In the data, extract each line that holds the string "through".

● RECORDS FOR THE TASK:
= = =

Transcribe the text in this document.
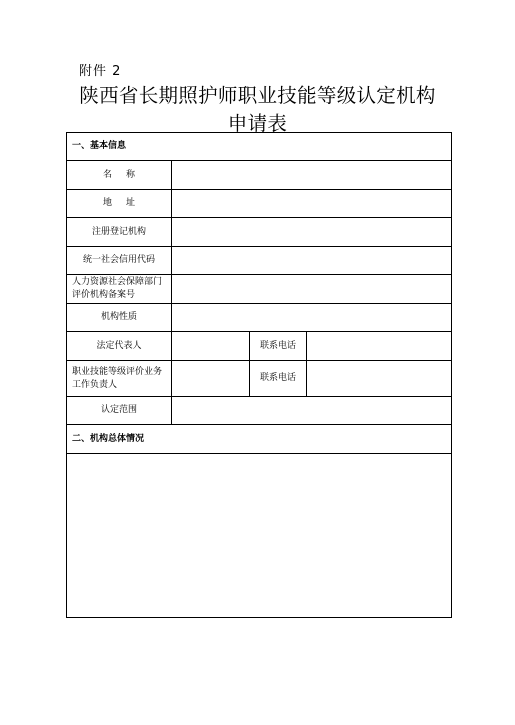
附件 2
陕西省长期照护师职业技能等级认定机构
申请表
一、基本信息			
名称			
地址			
注册登记机构			
统一社会信用代码			
人力资源社会保障部门评价机构备案号			
机构性质			
法定代表人		联系电话	
职业技能等级评价业务工作负责人		联系电话	
认定范围			
二、机构总体情况			
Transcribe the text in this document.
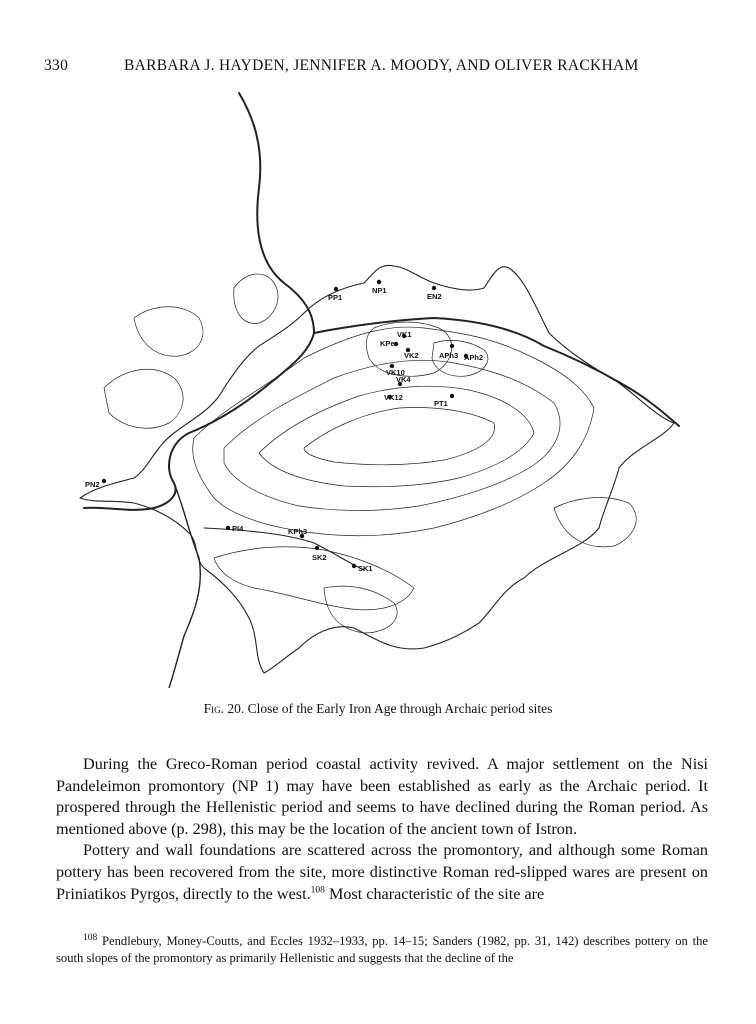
330	BARBARA J. HAYDEN, JENNIFER A. MOODY, AND OLIVER RACKHAM
PP1
NP1
EN2
VK1
KPe
VK2	APh3 APh2
VK10
VK4
VK12
PT1
PN2
PI4	KPh3
SK2
SK1
Fig. 20. Close of the Early Iron Age through Archaic period sites

During the Greco-Roman period coastal activity revived. A major settlement on the Nisi Pandeleimon promontory (NP 1) may have been established as early as the Archaic period. It prospered through the Hellenistic period and seems to have declined during the Roman period. As mentioned above (p. 298), this may be the location of the ancient town of Istron.

Pottery and wall foundations are scattered across the promontory, and although some Roman pottery has been recovered from the site, more distinctive Roman red-slipped wares are present on Priniatikos Pyrgos, directly to the west.$^{108}$ Most characteristic of the site are

$^{108}$ Pendlebury, Money-Coutts, and Eccles 1932–1933, pp. 14–15; Sanders (1982, pp. 31, 142) describes pottery on the south slopes of the promontory as primarily Hellenistic and suggests that the decline of the
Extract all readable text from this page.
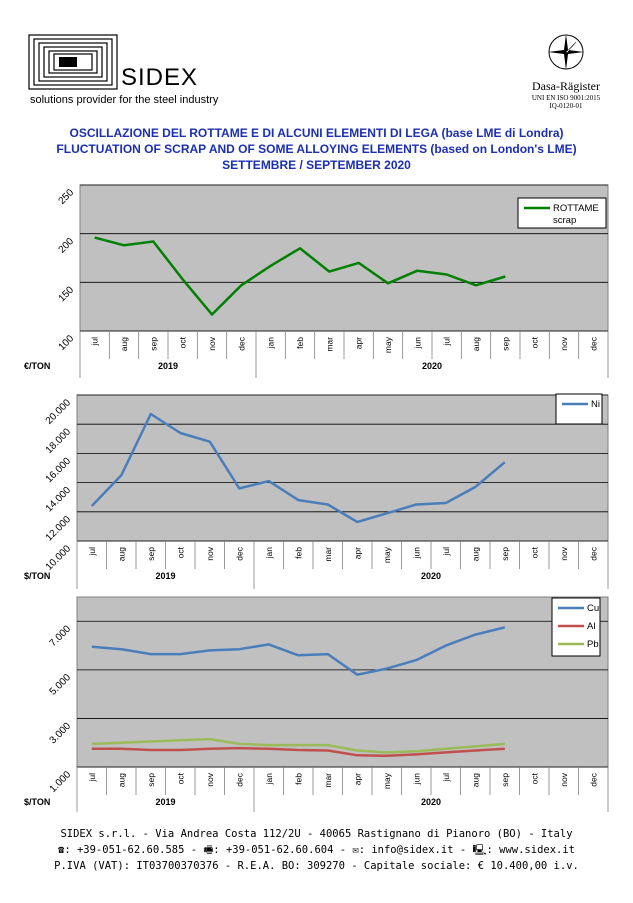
SIDEX
solutions provider for the steel industry
Dasa-Rägister
UNI EN ISO 9001:2015
IQ-0120-01
OSCILLAZIONE DEL ROTTAME E DI ALCUNI ELEMENTI DI LEGA (base LME di Londra)
FLUCTUATION OF SCRAP AND OF SOME ALLOYING ELEMENTS (based on London's LME)
SETTEMBRE / SEPTEMBER 2020
100
150
200
250
jul aug sep oct nov dec jan feb mar apr may jun jul aug sep oct nov dec
2019	2020
€/TON
ROTTAME
scrap
10.000
12.000
14.000
16.000
18.000
20.000
jul aug sep oct nov dec jan feb mar apr may jun jul aug sep oct nov dec
2019	2020
$/TON
Ni
1.000
3.000
5.000
7.000
jul aug sep oct nov dec jan feb mar apr may jun jul aug sep oct nov dec
2019	2020
$/TON
Cu
Al
Pb
SIDEX s.r.l. - Via Andrea Costa 112/2U - 40065 Rastignano di Pianoro (BO) - Italy
☎: +39-051-62.60.585 - 🖷: +39-051-62.60.604 - ✉: info@sidex.it - 🖳: www.sidex.it
P.IVA (VAT): IT03700370376 - R.E.A. BO: 309270 - Capitale sociale: € 10.400,00 i.v.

= = =

● EXERCISE RESPONSE:
Fig. 20. Close of the Early Iron Age through Archaic period sites
During the Greco-Roman period coastal activity revived. A major settlement on the Nisi Pandeleimon promontory (NP 1) may have been established as early as the Archaic period. It prospered through the Hellenistic period and seems to have declined during the Roman period. As mentioned above (p. 298), this may be the location of the ancient town of Istron.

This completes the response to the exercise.